Transcribe the entries exactly; images are not part of the copy.

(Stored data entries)
******************************

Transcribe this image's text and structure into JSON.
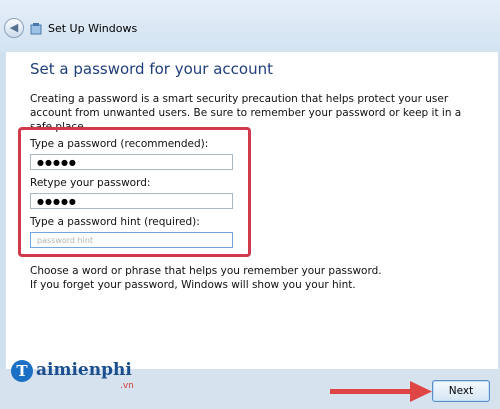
{
  "window": {
    "title": "Set Up Windows"
  },
  "page": {
    "heading": "Set a password for your account",
    "description": "Creating a password is a smart security precaution that helps protect your user account from unwanted users. Be sure to remember your password or keep it in a safe place."
  },
  "form": {
    "password_label": "Type a password (recommended):",
    "password_value": "●●●●●",
    "retype_label": "Retype your password:",
    "retype_value": "●●●●●",
    "hint_label": "Type a password hint (required):",
    "hint_value": "password hint"
  },
  "help": {
    "line1": "Choose a word or phrase that helps you remember your password.",
    "line2": "If you forget your password, Windows will show you your hint."
  },
  "footer": {
    "next_label": "Next"
  },
  "watermark": {
    "brand": "aimienphi",
    "brand_initial": "T",
    "tld": ".vn"
  },
  "colors": {
    "heading": "#1f3e7a",
    "highlight": "#d13a4b",
    "footer": "#d6e3ef",
    "arrow": "#e04545"
  }
}
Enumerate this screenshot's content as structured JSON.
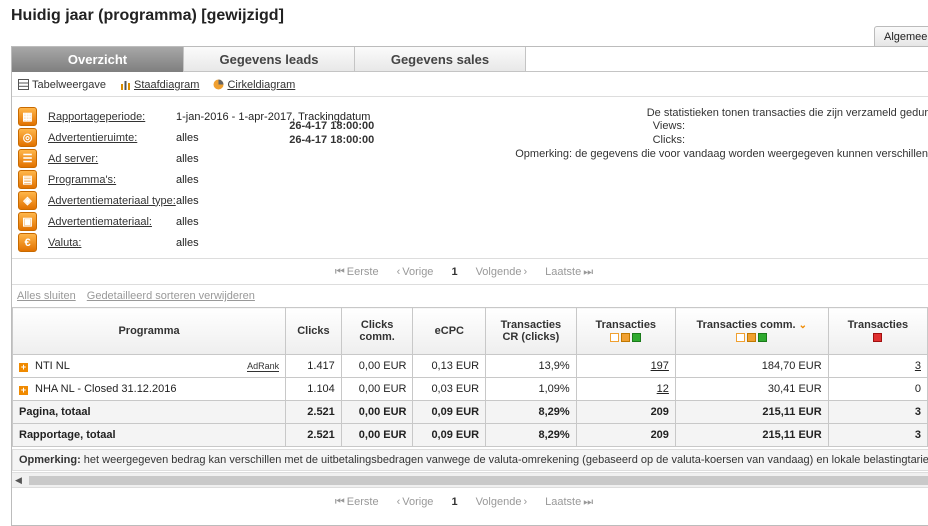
{
  "page_title": "Huidig jaar (programma) [gewijzigd]",
  "right_tab": "Algemee",
  "tabs": [
    {
      "label": "Overzicht"
    },
    {
      "label": "Gegevens leads"
    },
    {
      "label": "Gegevens sales"
    }
  ],
  "views": {
    "table": "Tabelweergave",
    "bar": "Staafdiagram",
    "pie": "Cirkeldiagram"
  },
  "params": [
    {
      "label": "Rapportageperiode:",
      "value": "1-jan-2016 - 1-apr-2017, Trackingdatum"
    },
    {
      "label": "Advertentieruimte:",
      "value": "alles"
    },
    {
      "label": "Ad server:",
      "value": "alles"
    },
    {
      "label": "Programma's:",
      "value": "alles"
    },
    {
      "label": "Advertentiemateriaal type:",
      "value": "alles"
    },
    {
      "label": "Advertentiemateriaal:",
      "value": "alles"
    },
    {
      "label": "Valuta:",
      "value": "alles"
    }
  ],
  "stats": {
    "intro": "De statistieken tonen transacties die zijn verzameld gedur",
    "views_label": "Views:",
    "views_value": "26-4-17 18:00:00",
    "clicks_label": "Clicks:",
    "clicks_value": "26-4-17 18:00:00",
    "note": "Opmerking: de gegevens die voor vandaag worden weergegeven kunnen verschillen"
  },
  "pager": {
    "first": "Eerste",
    "prev": "Vorige",
    "current": "1",
    "next": "Volgende",
    "last": "Laatste"
  },
  "links": {
    "collapse": "Alles sluiten",
    "clear_sort": "Gedetailleerd sorteren verwijderen"
  },
  "table": {
    "headers": {
      "program": "Programma",
      "clicks": "Clicks",
      "clicks_comm_1": "Clicks",
      "clicks_comm_2": "comm.",
      "ecpc": "eCPC",
      "cr_1": "Transacties",
      "cr_2": "CR (clicks)",
      "transactions": "Transacties",
      "trans_comm": "Transacties comm.",
      "transactions_2": "Transacties"
    },
    "rows": [
      {
        "name": "NTI NL",
        "badge": "AdRank",
        "clicks": "1.417",
        "clicks_comm": "0,00 EUR",
        "ecpc": "0,13 EUR",
        "cr": "13,9%",
        "transactions": "197",
        "trans_comm": "184,70 EUR",
        "transactions_2": "3"
      },
      {
        "name": "NHA NL - Closed 31.12.2016",
        "clicks": "1.104",
        "clicks_comm": "0,00 EUR",
        "ecpc": "0,03 EUR",
        "cr": "1,09%",
        "transactions": "12",
        "trans_comm": "30,41 EUR",
        "transactions_2": "0"
      }
    ],
    "totals": [
      {
        "name": "Pagina, totaal",
        "clicks": "2.521",
        "clicks_comm": "0,00 EUR",
        "ecpc": "0,09 EUR",
        "cr": "8,29%",
        "transactions": "209",
        "trans_comm": "215,11 EUR",
        "transactions_2": "3"
      },
      {
        "name": "Rapportage, totaal",
        "clicks": "2.521",
        "clicks_comm": "0,00 EUR",
        "ecpc": "0,09 EUR",
        "cr": "8,29%",
        "transactions": "209",
        "trans_comm": "215,11 EUR",
        "transactions_2": "3"
      }
    ]
  },
  "remark": {
    "label": "Opmerking:",
    "text": "het weergegeven bedrag kan verschillen met de uitbetalingsbedragen vanwege de valuta-omrekening (gebaseerd op de valuta-koersen van vandaag) en lokale belastingtariev"
  },
  "colors": {
    "accent": "#f08a00",
    "tab_active": "#8f8f8f",
    "status_open": "#f0a030",
    "status_ok": "#2faa2f",
    "status_cancel": "#e03030"
  }
}
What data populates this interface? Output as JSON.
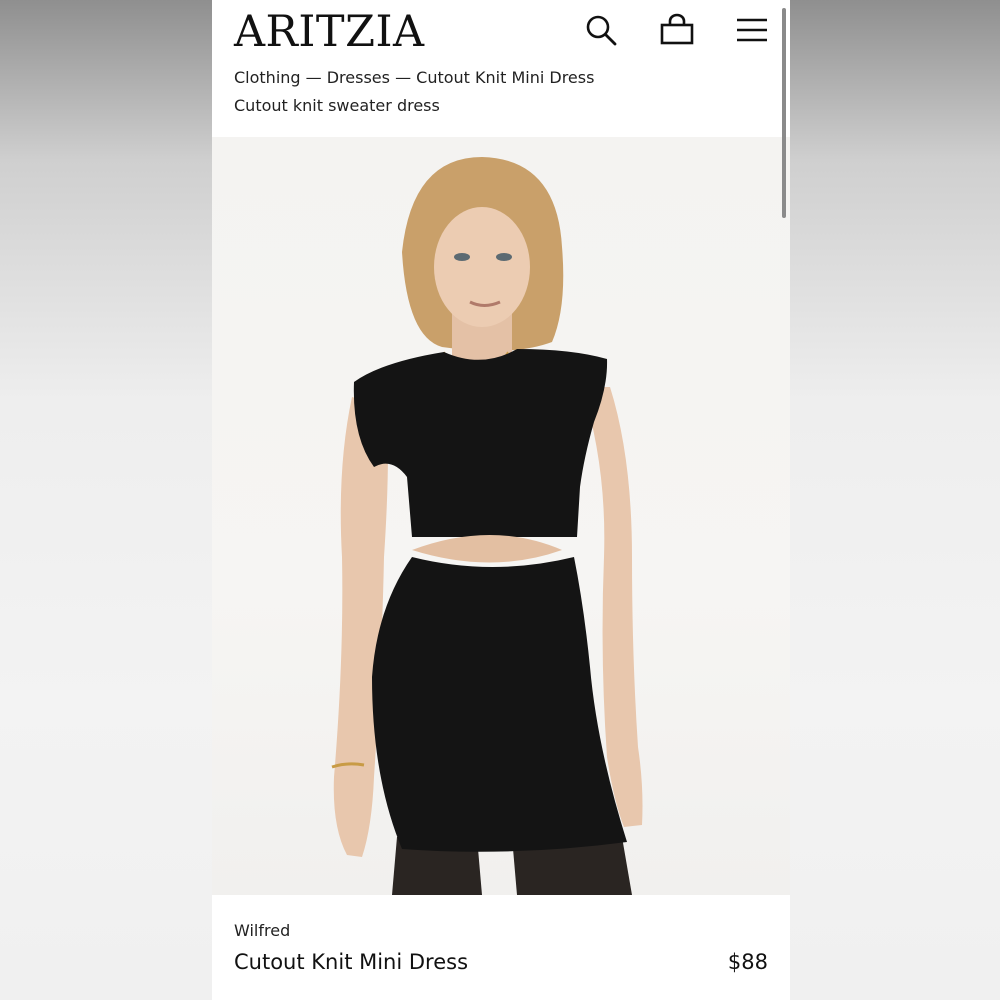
{
  "header": {
    "logo": "ARITZIA",
    "icons": {
      "search": "search-icon",
      "bag": "shopping-bag-icon",
      "menu": "menu-icon"
    }
  },
  "breadcrumb": "Clothing — Dresses — Cutout Knit Mini Dress",
  "subtitle": "Cutout knit sweater dress",
  "product": {
    "brand": "Wilfred",
    "name": "Cutout Knit Mini Dress",
    "price": "$88"
  },
  "colors": {
    "text": "#111111",
    "page_bg": "#ffffff",
    "dress": "#141414"
  }
}
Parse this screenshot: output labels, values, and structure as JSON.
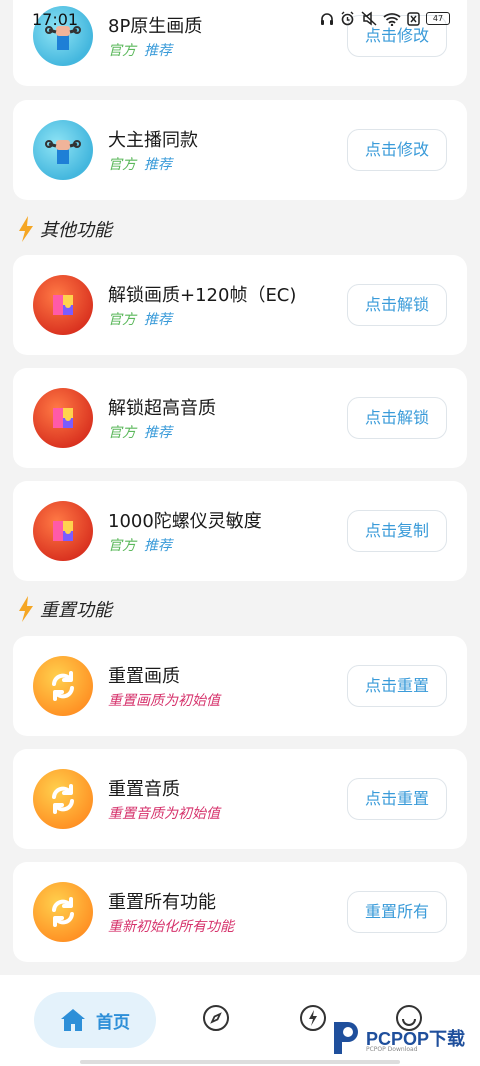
{
  "status_bar": {
    "time": "17:01",
    "battery": "47"
  },
  "sections": {
    "other": "其他功能",
    "reset": "重置功能"
  },
  "cards": [
    {
      "title": "8P原生画质",
      "tag1": "官方",
      "tag2": "推荐",
      "button": "点击修改"
    },
    {
      "title": "大主播同款",
      "tag1": "官方",
      "tag2": "推荐",
      "button": "点击修改"
    },
    {
      "title": "解锁画质+120帧（EC)",
      "tag1": "官方",
      "tag2": "推荐",
      "button": "点击解锁"
    },
    {
      "title": "解锁超高音质",
      "tag1": "官方",
      "tag2": "推荐",
      "button": "点击解锁"
    },
    {
      "title": "1000陀螺仪灵敏度",
      "tag1": "官方",
      "tag2": "推荐",
      "button": "点击复制"
    },
    {
      "title": "重置画质",
      "desc": "重置画质为初始值",
      "button": "点击重置"
    },
    {
      "title": "重置音质",
      "desc": "重置音质为初始值",
      "button": "点击重置"
    },
    {
      "title": "重置所有功能",
      "desc": "重新初始化所有功能",
      "button": "重置所有"
    }
  ],
  "bottom_nav": {
    "home_label": "首页"
  },
  "watermark": {
    "text": "PCPOP下载",
    "sub": "PCPOP Download"
  },
  "colors": {
    "accent": "#3a9bd9",
    "official": "#5cb85c",
    "reset_desc": "#d6336c",
    "nav_home_bg": "#e4f2fb"
  }
}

******************************

## Task response
Transcribe this image's text and structure into JSON.
{
  "window": {
    "title": "Set Up Windows"
  },
  "page": {
    "heading": "Set a password for your account",
    "description": "Creating a password is a smart security precaution that helps protect your user account from unwanted users. Be sure to remember your password or keep it in a safe place."
  },
  "form": {
    "password_label": "Type a password (recommended):",
    "password_value": "●●●●●",
    "retype_label": "Retype your password:",
    "retype_value": "●●●●●",
    "hint_label": "Type a password hint (required):",
    "hint_value": "password hint"
  },
  "help": {
    "line1": "Choose a word or phrase that helps you remember your password.",
    "line2": "If you forget your password, Windows will show you your hint."
  },
  "footer": {
    "next_label": "Next"
  },
  "watermark": {
    "brand": "aimienphi",
    "brand_initial": "T",
    "tld": ".vn"
  },
  "colors": {
    "heading": "#1f3e7a",
    "highlight": "#d13a4b",
    "footer": "#d6e3ef",
    "arrow": "#e04545"
  }
}
Enumerate this screenshot's content as structured JSON.
{
  "page_title": "Huidig jaar (programma) [gewijzigd]",
  "right_tab": "Algemee",
  "tabs": [
    {
      "label": "Overzicht"
    },
    {
      "label": "Gegevens leads"
    },
    {
      "label": "Gegevens sales"
    }
  ],
  "views": {
    "table": "Tabelweergave",
    "bar": "Staafdiagram",
    "pie": "Cirkeldiagram"
  },
  "params": [
    {
      "label": "Rapportageperiode:",
      "value": "1-jan-2016 - 1-apr-2017, Trackingdatum"
    },
    {
      "label": "Advertentieruimte:",
      "value": "alles"
    },
    {
      "label": "Ad server:",
      "value": "alles"
    },
    {
      "label": "Programma's:",
      "value": "alles"
    },
    {
      "label": "Advertentiemateriaal type:",
      "value": "alles"
    },
    {
      "label": "Advertentiemateriaal:",
      "value": "alles"
    },
    {
      "label": "Valuta:",
      "value": "alles"
    }
  ],
  "stats": {
    "intro": "De statistieken tonen transacties die zijn verzameld gedur",
    "views_label": "Views:",
    "views_value": "26-4-17 18:00:00",
    "clicks_label": "Clicks:",
    "clicks_value": "26-4-17 18:00:00",
    "note": "Opmerking: de gegevens die voor vandaag worden weergegeven kunnen verschillen"
  },
  "pager": {
    "first": "Eerste",
    "prev": "Vorige",
    "current": "1",
    "next": "Volgende",
    "last": "Laatste"
  },
  "links": {
    "collapse": "Alles sluiten",
    "clear_sort": "Gedetailleerd sorteren verwijderen"
  },
  "table": {
    "headers": {
      "program": "Programma",
      "clicks": "Clicks",
      "clicks_comm_1": "Clicks",
      "clicks_comm_2": "comm.",
      "ecpc": "eCPC",
      "cr_1": "Transacties",
      "cr_2": "CR (clicks)",
      "transactions": "Transacties",
      "trans_comm": "Transacties comm.",
      "transactions_2": "Transacties"
    },
    "rows": [
      {
        "name": "NTI NL",
        "badge": "AdRank",
        "clicks": "1.417",
        "clicks_comm": "0,00 EUR",
        "ecpc": "0,13 EUR",
        "cr": "13,9%",
        "transactions": "197",
        "trans_comm": "184,70 EUR",
        "transactions_2": "3"
      },
      {
        "name": "NHA NL - Closed 31.12.2016",
        "clicks": "1.104",
        "clicks_comm": "0,00 EUR",
        "ecpc": "0,03 EUR",
        "cr": "1,09%",
        "transactions": "12",
        "trans_comm": "30,41 EUR",
        "transactions_2": "0"
      }
    ],
    "totals": [
      {
        "name": "Pagina, totaal",
        "clicks": "2.521",
        "clicks_comm": "0,00 EUR",
        "ecpc": "0,09 EUR",
        "cr": "8,29%",
        "transactions": "209",
        "trans_comm": "215,11 EUR",
        "transactions_2": "3"
      },
      {
        "name": "Rapportage, totaal",
        "clicks": "2.521",
        "clicks_comm": "0,00 EUR",
        "ecpc": "0,09 EUR",
        "cr": "8,29%",
        "transactions": "209",
        "trans_comm": "215,11 EUR",
        "transactions_2": "3"
      }
    ]
  },
  "remark": {
    "label": "Opmerking:",
    "text": "het weergegeven bedrag kan verschillen met de uitbetalingsbedragen vanwege de valuta-omrekening (gebaseerd op de valuta-koersen van vandaag) en lokale belastingtariev"
  },
  "colors": {
    "accent": "#f08a00",
    "tab_active": "#8f8f8f",
    "status_open": "#f0a030",
    "status_ok": "#2faa2f",
    "status_cancel": "#e03030"
  }
}
What data populates this interface? Output as JSON.
{
  "header": {
    "logo": "ARITZIA",
    "icons": {
      "search": "search-icon",
      "bag": "shopping-bag-icon",
      "menu": "menu-icon"
    }
  },
  "breadcrumb": "Clothing — Dresses — Cutout Knit Mini Dress",
  "subtitle": "Cutout knit sweater dress",
  "product": {
    "brand": "Wilfred",
    "name": "Cutout Knit Mini Dress",
    "price": "$88"
  },
  "colors": {
    "text": "#111111",
    "page_bg": "#ffffff",
    "dress": "#141414"
  }
}
Parse this screenshot: output labels, values, and structure as JSON.
{
  "status_bar": {
    "time": "17:01",
    "battery": "47"
  },
  "sections": {
    "other": "其他功能",
    "reset": "重置功能"
  },
  "cards": [
    {
      "title": "8P原生画质",
      "tag1": "官方",
      "tag2": "推荐",
      "button": "点击修改"
    },
    {
      "title": "大主播同款",
      "tag1": "官方",
      "tag2": "推荐",
      "button": "点击修改"
    },
    {
      "title": "解锁画质+120帧（EC)",
      "tag1": "官方",
      "tag2": "推荐",
      "button": "点击解锁"
    },
    {
      "title": "解锁超高音质",
      "tag1": "官方",
      "tag2": "推荐",
      "button": "点击解锁"
    },
    {
      "title": "1000陀螺仪灵敏度",
      "tag1": "官方",
      "tag2": "推荐",
      "button": "点击复制"
    },
    {
      "title": "重置画质",
      "desc": "重置画质为初始值",
      "button": "点击重置"
    },
    {
      "title": "重置音质",
      "desc": "重置音质为初始值",
      "button": "点击重置"
    },
    {
      "title": "重置所有功能",
      "desc": "重新初始化所有功能",
      "button": "重置所有"
    }
  ],
  "bottom_nav": {
    "home_label": "首页"
  },
  "watermark": {
    "text": "PCPOP下载",
    "sub": "PCPOP Download"
  },
  "colors": {
    "accent": "#3a9bd9",
    "official": "#5cb85c",
    "reset_desc": "#d6336c",
    "nav_home_bg": "#e4f2fb"
  }
}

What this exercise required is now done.